◆ Task requirements ◆
Find all lines in the records that include the word "FIBERID", and copy them out.

Collection entries

····················

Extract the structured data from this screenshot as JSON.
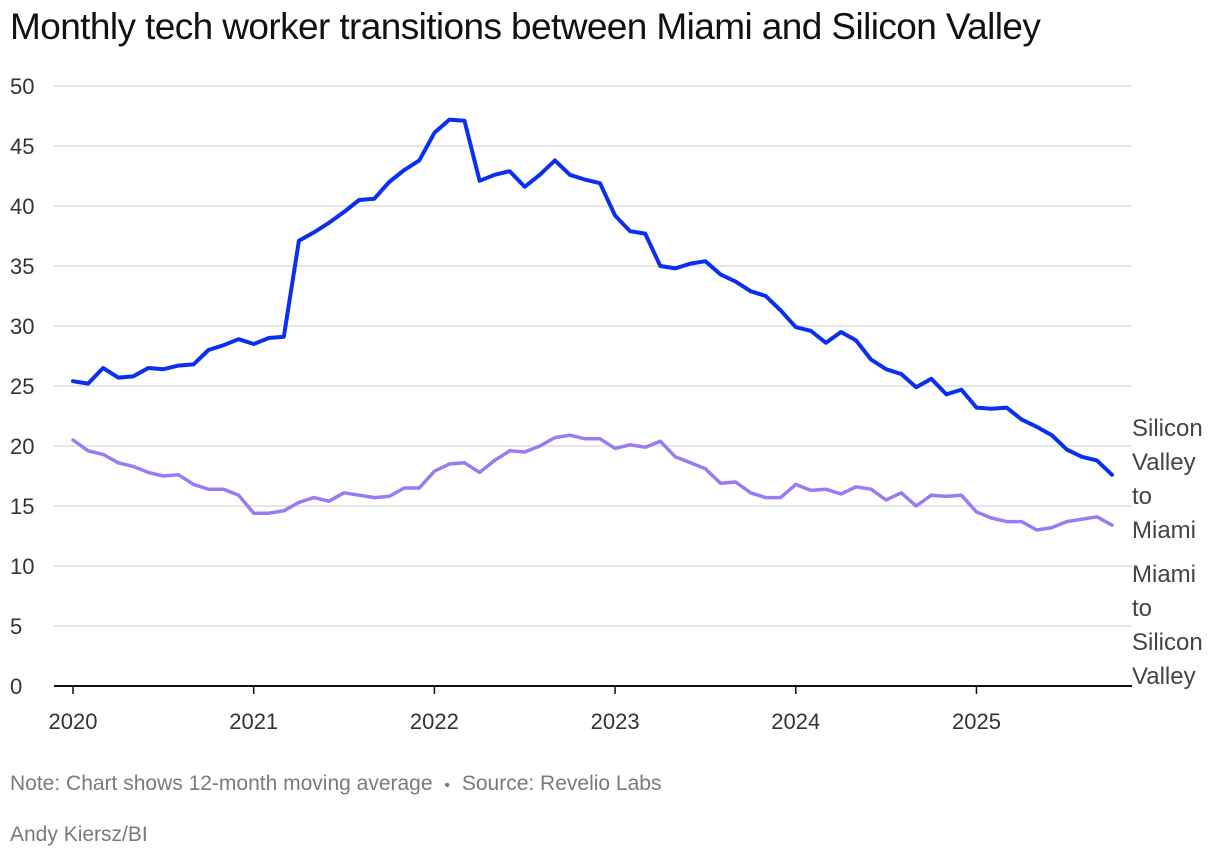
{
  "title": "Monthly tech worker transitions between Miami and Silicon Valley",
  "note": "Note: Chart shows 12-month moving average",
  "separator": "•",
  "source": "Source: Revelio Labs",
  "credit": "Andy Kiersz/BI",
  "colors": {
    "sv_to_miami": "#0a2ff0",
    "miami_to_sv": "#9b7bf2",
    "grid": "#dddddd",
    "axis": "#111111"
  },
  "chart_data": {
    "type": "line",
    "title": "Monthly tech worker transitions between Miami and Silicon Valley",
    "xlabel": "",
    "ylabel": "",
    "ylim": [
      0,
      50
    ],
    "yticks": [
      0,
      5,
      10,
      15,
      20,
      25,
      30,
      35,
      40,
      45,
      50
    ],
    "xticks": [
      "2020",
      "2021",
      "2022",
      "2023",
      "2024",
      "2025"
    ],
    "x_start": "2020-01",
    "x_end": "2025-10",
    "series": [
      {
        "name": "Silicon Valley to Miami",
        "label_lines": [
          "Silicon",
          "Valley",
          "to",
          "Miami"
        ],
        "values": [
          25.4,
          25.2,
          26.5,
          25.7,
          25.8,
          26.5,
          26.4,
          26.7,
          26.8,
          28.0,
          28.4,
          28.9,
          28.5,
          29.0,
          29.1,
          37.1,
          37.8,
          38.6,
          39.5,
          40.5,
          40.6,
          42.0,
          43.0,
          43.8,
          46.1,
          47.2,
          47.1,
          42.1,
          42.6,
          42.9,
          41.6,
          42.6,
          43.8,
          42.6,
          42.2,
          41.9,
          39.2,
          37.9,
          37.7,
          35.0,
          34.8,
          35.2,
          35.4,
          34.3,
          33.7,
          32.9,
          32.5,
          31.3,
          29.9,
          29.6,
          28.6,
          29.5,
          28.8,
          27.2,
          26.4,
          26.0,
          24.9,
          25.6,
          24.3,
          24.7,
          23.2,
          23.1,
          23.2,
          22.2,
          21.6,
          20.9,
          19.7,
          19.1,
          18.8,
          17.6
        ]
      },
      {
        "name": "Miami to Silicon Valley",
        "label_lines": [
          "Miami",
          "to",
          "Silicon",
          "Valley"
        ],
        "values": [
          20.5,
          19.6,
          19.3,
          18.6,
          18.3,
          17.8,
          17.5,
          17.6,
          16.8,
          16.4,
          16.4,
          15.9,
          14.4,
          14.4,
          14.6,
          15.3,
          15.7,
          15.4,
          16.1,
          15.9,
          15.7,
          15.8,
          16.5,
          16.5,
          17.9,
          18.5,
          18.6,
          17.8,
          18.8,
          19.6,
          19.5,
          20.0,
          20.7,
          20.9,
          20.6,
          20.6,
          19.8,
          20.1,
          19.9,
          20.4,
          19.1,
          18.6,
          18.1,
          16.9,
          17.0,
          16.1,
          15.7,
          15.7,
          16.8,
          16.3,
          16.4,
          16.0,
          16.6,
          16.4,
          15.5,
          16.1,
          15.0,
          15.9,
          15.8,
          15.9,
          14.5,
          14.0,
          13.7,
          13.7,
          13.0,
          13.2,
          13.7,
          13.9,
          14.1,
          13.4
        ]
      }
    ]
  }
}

····················

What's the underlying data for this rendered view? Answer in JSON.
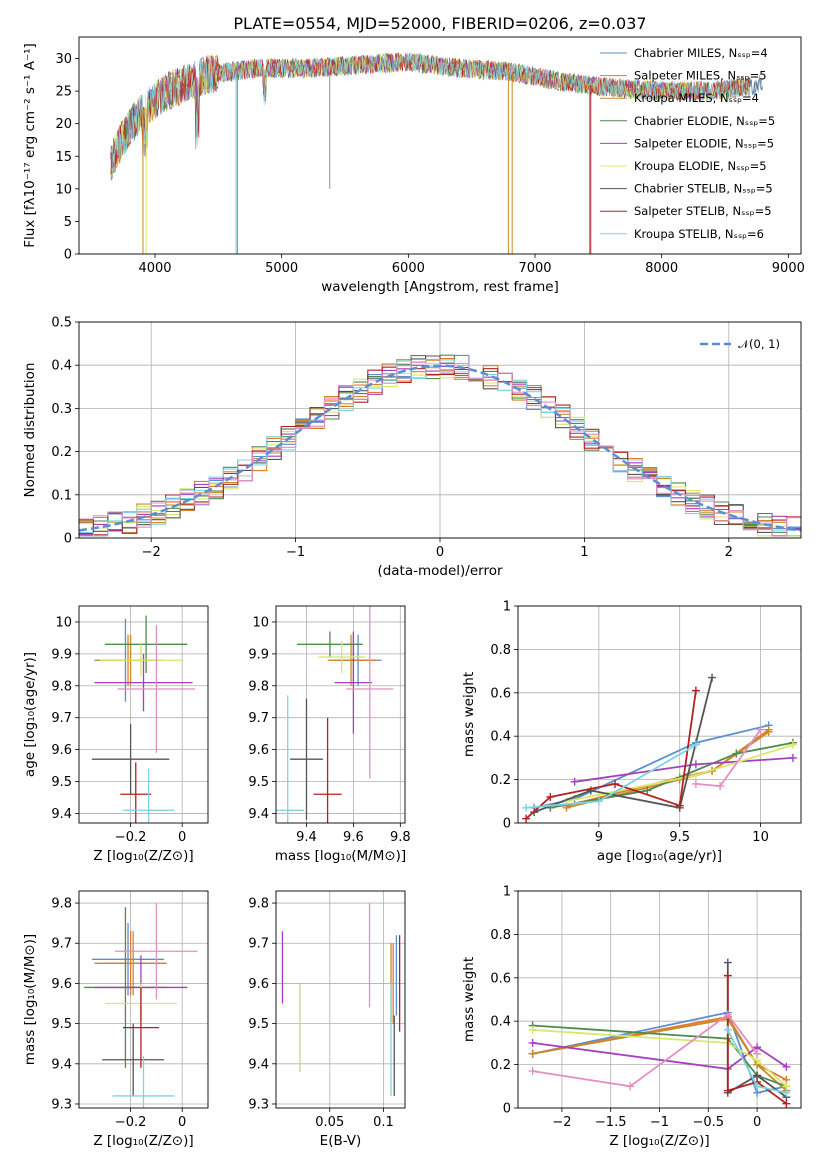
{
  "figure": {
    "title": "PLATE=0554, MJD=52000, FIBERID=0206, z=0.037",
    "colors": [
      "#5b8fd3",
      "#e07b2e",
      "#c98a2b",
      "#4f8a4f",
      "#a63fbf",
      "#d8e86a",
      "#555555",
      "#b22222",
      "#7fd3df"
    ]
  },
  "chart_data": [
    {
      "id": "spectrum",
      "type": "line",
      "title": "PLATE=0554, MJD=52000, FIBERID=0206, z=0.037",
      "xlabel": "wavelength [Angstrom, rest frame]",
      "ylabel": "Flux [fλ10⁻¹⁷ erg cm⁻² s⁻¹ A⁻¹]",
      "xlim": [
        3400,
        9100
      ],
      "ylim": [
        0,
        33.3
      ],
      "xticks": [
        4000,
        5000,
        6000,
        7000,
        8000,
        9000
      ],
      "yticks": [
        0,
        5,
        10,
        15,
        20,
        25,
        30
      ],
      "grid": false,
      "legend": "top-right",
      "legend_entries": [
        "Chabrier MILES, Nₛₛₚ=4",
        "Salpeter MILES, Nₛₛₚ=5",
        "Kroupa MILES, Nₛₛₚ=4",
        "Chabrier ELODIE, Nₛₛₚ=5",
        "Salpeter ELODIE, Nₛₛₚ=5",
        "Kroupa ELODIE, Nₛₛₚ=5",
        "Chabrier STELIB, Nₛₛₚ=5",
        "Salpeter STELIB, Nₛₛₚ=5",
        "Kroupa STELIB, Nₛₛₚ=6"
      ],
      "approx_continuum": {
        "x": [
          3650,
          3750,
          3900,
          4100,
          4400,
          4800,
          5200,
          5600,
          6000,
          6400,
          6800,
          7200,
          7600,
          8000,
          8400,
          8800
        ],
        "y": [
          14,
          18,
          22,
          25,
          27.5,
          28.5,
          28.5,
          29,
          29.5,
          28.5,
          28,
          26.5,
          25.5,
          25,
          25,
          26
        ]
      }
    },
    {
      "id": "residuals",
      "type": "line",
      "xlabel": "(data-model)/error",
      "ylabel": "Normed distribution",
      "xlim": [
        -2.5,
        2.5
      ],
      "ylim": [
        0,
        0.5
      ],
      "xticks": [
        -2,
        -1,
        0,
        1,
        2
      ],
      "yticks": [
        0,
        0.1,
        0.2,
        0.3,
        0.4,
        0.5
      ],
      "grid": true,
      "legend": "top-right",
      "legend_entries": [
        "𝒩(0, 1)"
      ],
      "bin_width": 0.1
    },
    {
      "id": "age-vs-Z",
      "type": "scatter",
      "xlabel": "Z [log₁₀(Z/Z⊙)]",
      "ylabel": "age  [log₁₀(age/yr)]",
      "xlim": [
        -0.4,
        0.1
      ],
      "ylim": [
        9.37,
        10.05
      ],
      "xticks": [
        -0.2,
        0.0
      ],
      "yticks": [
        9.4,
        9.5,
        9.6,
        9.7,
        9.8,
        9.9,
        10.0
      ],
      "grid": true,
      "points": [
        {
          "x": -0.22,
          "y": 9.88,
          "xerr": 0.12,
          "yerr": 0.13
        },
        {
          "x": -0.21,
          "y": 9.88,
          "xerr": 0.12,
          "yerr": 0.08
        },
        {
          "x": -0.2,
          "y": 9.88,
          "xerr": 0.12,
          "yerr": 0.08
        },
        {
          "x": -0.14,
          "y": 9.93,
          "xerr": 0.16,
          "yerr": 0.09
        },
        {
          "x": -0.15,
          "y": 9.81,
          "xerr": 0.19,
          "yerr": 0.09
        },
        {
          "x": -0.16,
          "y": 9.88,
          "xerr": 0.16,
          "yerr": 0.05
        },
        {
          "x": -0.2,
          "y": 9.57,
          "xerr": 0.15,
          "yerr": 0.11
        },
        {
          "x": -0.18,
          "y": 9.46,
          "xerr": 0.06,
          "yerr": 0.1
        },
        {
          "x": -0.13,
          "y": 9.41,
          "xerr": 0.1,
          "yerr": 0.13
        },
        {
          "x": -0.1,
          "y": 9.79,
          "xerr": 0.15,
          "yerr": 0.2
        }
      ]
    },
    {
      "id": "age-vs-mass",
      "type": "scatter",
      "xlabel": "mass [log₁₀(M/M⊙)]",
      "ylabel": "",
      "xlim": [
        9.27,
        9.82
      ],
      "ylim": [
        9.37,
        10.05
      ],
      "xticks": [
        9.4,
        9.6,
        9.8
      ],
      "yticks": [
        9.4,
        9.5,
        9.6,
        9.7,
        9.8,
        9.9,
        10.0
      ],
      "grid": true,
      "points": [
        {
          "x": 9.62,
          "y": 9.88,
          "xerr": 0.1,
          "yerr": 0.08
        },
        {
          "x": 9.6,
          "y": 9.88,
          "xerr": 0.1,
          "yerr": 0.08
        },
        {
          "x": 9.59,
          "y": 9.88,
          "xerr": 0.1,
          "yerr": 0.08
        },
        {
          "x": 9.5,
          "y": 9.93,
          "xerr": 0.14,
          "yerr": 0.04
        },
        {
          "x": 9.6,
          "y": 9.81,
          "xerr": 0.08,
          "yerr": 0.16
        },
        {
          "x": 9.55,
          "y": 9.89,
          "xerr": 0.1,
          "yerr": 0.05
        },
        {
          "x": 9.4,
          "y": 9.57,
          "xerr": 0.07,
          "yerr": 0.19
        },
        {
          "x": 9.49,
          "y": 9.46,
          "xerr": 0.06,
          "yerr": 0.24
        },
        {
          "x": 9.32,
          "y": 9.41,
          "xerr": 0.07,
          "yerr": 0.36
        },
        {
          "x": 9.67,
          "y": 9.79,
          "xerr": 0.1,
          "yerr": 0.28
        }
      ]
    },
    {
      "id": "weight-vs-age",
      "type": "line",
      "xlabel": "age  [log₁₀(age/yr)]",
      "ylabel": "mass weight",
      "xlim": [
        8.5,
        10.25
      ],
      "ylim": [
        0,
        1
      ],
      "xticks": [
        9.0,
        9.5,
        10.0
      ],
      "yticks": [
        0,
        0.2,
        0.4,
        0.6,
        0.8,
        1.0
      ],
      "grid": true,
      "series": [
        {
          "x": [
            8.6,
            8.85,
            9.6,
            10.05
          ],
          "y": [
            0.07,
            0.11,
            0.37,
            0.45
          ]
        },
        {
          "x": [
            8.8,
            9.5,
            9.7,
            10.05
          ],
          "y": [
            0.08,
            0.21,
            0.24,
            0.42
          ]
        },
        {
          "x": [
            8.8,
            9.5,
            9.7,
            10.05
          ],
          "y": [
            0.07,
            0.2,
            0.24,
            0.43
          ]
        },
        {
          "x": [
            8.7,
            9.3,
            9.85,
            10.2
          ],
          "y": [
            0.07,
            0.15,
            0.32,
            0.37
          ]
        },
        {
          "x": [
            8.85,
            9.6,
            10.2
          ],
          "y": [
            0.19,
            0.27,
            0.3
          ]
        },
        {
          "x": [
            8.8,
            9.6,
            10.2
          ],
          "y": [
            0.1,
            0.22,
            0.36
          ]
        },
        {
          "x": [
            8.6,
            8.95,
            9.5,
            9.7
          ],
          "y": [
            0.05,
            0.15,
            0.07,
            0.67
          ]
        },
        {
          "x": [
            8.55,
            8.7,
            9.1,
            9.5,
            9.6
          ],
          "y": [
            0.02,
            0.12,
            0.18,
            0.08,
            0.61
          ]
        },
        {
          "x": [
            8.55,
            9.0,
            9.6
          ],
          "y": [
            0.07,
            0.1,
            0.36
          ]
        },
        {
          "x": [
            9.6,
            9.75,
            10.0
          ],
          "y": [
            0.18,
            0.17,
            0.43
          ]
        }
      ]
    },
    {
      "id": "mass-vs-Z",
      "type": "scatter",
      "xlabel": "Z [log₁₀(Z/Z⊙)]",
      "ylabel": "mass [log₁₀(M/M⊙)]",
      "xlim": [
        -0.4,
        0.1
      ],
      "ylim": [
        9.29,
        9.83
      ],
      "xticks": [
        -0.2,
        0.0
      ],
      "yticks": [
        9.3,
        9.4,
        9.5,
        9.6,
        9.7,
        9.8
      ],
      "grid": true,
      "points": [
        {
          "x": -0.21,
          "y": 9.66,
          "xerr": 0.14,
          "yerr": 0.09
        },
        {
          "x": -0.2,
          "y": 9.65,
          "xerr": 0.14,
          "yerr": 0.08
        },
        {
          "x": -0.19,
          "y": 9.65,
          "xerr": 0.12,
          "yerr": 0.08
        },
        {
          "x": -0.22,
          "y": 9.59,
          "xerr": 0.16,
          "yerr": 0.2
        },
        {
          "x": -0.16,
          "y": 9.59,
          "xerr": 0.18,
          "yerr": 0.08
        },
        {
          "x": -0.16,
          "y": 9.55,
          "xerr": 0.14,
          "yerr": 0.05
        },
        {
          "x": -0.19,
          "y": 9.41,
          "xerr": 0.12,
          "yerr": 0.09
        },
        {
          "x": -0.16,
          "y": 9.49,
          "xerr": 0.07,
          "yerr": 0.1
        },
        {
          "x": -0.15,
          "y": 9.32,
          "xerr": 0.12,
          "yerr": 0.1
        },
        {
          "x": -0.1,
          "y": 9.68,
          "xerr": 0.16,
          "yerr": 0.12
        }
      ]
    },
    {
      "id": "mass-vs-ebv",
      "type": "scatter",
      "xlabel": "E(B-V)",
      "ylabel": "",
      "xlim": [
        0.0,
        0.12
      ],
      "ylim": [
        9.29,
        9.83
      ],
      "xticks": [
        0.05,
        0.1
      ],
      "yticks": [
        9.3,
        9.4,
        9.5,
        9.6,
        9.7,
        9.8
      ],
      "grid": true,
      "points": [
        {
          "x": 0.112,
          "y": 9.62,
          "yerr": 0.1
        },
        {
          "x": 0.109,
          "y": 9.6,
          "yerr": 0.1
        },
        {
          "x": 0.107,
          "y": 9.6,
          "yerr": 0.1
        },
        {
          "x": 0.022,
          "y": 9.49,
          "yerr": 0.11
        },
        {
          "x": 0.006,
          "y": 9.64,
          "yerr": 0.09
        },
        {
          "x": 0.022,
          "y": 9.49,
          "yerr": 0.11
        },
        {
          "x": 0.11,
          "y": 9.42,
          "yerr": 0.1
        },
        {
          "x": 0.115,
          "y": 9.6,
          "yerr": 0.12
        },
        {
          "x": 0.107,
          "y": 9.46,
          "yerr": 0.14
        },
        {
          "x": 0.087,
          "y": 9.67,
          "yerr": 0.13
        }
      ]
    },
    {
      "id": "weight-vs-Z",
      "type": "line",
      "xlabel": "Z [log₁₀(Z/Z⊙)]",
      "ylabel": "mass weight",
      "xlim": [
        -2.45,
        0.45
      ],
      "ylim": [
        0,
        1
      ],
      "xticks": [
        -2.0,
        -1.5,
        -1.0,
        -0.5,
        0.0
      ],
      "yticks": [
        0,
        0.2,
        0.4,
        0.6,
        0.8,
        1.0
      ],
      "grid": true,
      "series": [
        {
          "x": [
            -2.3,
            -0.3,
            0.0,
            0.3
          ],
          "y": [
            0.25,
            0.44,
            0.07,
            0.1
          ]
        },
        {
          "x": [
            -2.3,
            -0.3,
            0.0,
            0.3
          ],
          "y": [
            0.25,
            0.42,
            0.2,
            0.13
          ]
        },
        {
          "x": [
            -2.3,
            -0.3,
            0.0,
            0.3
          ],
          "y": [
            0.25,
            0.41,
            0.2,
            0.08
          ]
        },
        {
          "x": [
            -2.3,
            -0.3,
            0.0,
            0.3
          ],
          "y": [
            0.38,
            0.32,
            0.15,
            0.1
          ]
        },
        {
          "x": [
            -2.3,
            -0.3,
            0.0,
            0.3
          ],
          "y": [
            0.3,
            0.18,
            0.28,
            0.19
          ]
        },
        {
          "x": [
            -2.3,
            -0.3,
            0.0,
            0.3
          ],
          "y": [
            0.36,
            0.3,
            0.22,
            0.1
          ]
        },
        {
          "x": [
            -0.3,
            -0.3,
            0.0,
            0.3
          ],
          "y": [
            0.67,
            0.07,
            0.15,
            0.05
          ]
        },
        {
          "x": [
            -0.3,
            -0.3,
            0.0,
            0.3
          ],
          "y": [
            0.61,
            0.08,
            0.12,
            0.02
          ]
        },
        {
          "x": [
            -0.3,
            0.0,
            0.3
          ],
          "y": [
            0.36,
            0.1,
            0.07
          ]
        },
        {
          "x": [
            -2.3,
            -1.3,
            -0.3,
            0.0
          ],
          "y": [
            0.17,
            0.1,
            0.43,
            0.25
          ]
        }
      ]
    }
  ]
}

····················

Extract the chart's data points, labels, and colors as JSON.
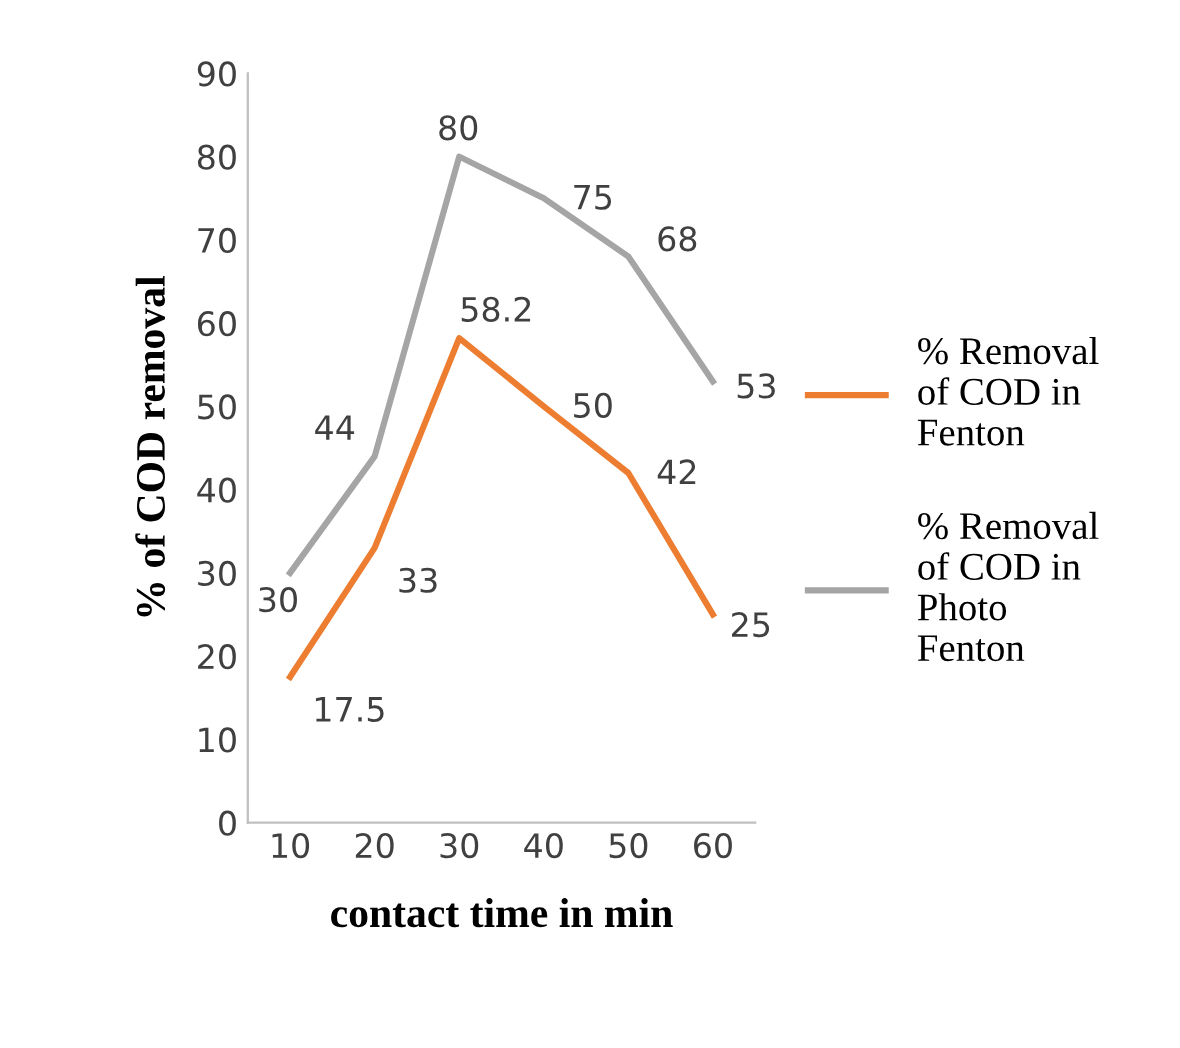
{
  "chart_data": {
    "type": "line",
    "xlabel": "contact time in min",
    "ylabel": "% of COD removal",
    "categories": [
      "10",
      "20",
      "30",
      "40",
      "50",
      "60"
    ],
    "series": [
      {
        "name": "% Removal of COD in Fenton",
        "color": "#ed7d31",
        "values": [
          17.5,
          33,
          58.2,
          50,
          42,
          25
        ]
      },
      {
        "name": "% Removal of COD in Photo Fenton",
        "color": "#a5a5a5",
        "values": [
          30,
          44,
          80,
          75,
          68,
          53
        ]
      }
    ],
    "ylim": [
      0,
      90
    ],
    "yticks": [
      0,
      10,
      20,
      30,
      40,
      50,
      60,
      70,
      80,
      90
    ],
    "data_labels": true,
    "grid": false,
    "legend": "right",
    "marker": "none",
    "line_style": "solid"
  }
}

····················

◆ Expected answer ◆
    "title": "PLATE=0554, MJD=52000, FIBERID=0206, z=0.037",
      "title": "PLATE=0554, MJD=52000, FIBERID=0206, z=0.037",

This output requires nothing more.